◆ WRITTEN EXERCISE:
Return every line below as is, leaving out the pictures.

◆ Records from a data source:
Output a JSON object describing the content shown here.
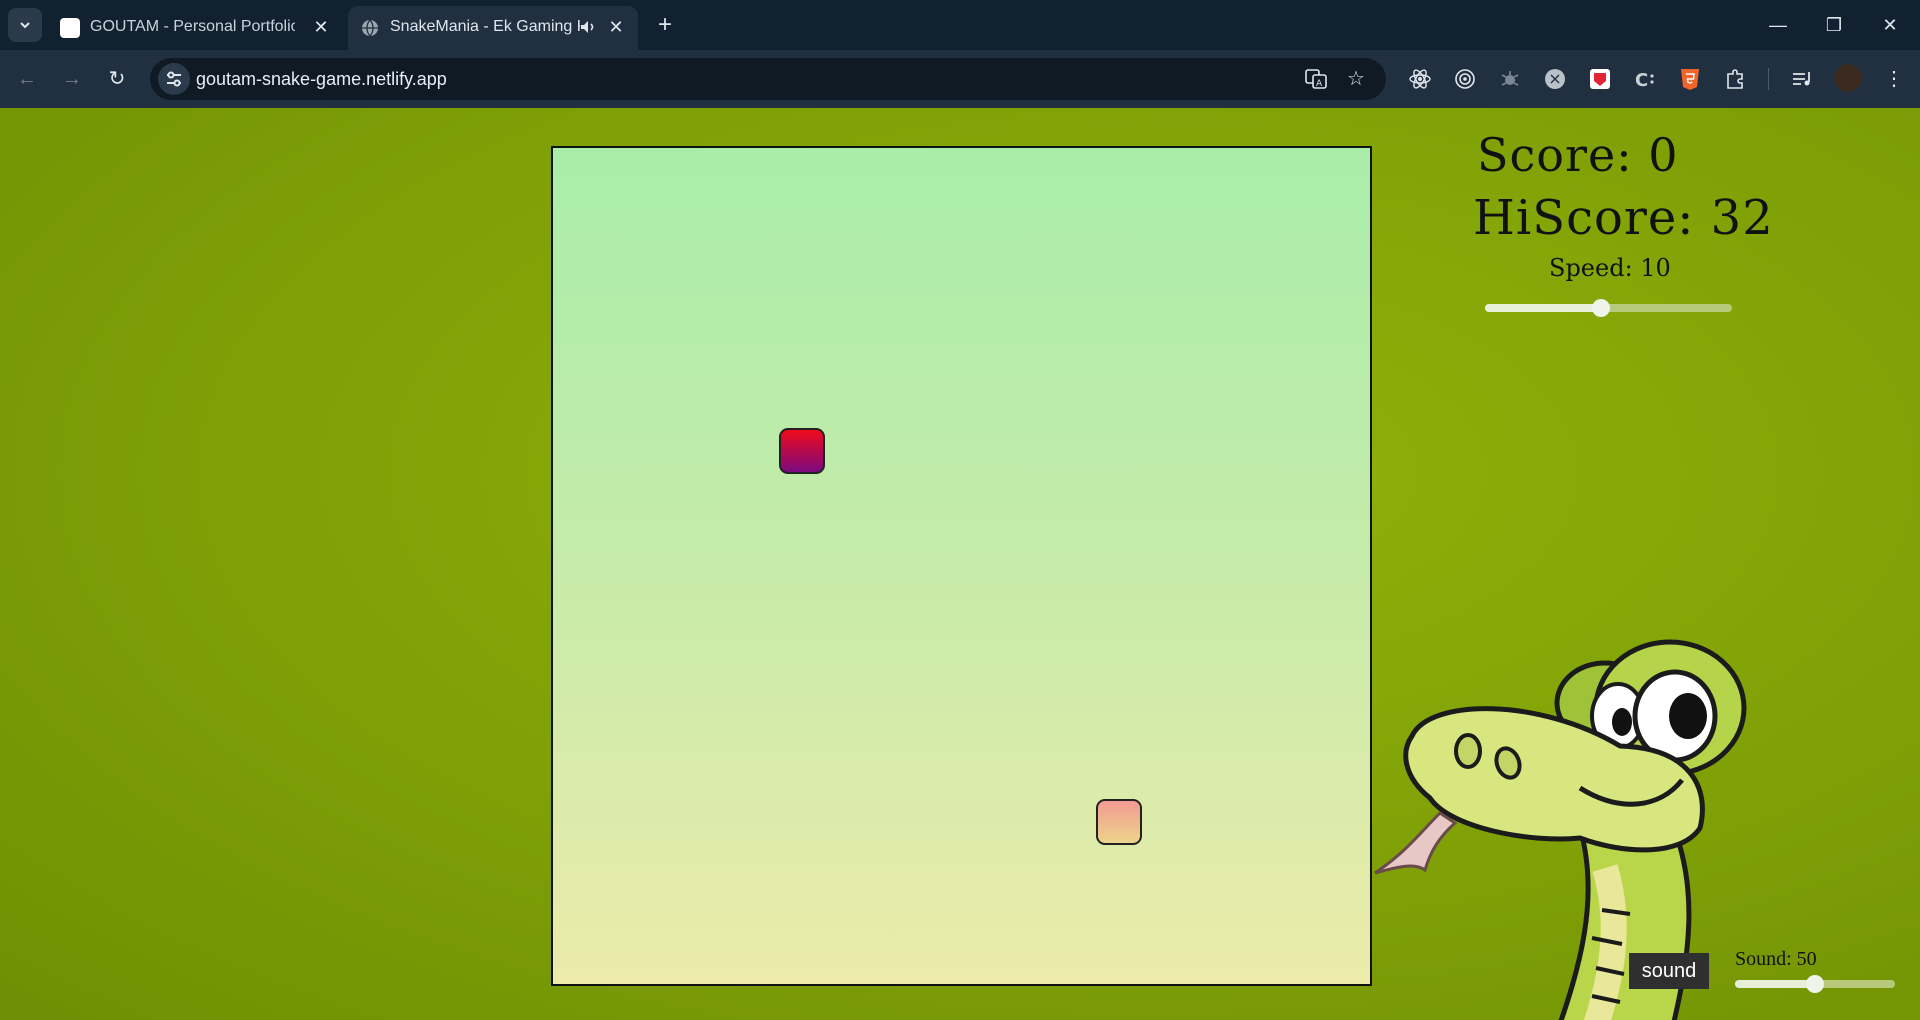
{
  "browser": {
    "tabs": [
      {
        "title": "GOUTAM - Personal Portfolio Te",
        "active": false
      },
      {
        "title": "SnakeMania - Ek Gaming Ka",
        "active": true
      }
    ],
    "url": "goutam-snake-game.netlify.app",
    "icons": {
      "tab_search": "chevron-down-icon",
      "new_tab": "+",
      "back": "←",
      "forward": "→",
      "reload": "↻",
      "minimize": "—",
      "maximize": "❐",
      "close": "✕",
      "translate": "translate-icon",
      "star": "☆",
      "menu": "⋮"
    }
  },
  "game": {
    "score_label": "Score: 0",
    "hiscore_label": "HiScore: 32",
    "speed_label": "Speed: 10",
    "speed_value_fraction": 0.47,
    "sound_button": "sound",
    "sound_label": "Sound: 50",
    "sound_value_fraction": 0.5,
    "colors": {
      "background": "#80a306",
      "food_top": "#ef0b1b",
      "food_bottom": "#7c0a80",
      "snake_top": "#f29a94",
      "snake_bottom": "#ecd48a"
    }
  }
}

◆ RESULT FOR THIS EXERCISE:
Output a JSON object describing the content shown here.
{
  "browser": {
    "tabs": [
      {
        "title": "GOUTAM - Personal Portfolio Te",
        "active": false
      },
      {
        "title": "SnakeMania - Ek Gaming Ka",
        "active": true
      }
    ],
    "url": "goutam-snake-game.netlify.app",
    "icons": {
      "tab_search": "chevron-down-icon",
      "new_tab": "+",
      "back": "←",
      "forward": "→",
      "reload": "↻",
      "minimize": "—",
      "maximize": "❐",
      "close": "✕",
      "translate": "translate-icon",
      "star": "☆",
      "menu": "⋮"
    }
  },
  "game": {
    "score_label": "Score: 0",
    "hiscore_label": "HiScore: 32",
    "speed_label": "Speed: 10",
    "speed_value_fraction": 0.47,
    "sound_button": "sound",
    "sound_label": "Sound: 50",
    "sound_value_fraction": 0.5,
    "colors": {
      "background": "#80a306",
      "food_top": "#ef0b1b",
      "food_bottom": "#7c0a80",
      "snake_top": "#f29a94",
      "snake_bottom": "#ecd48a"
    }
  }
}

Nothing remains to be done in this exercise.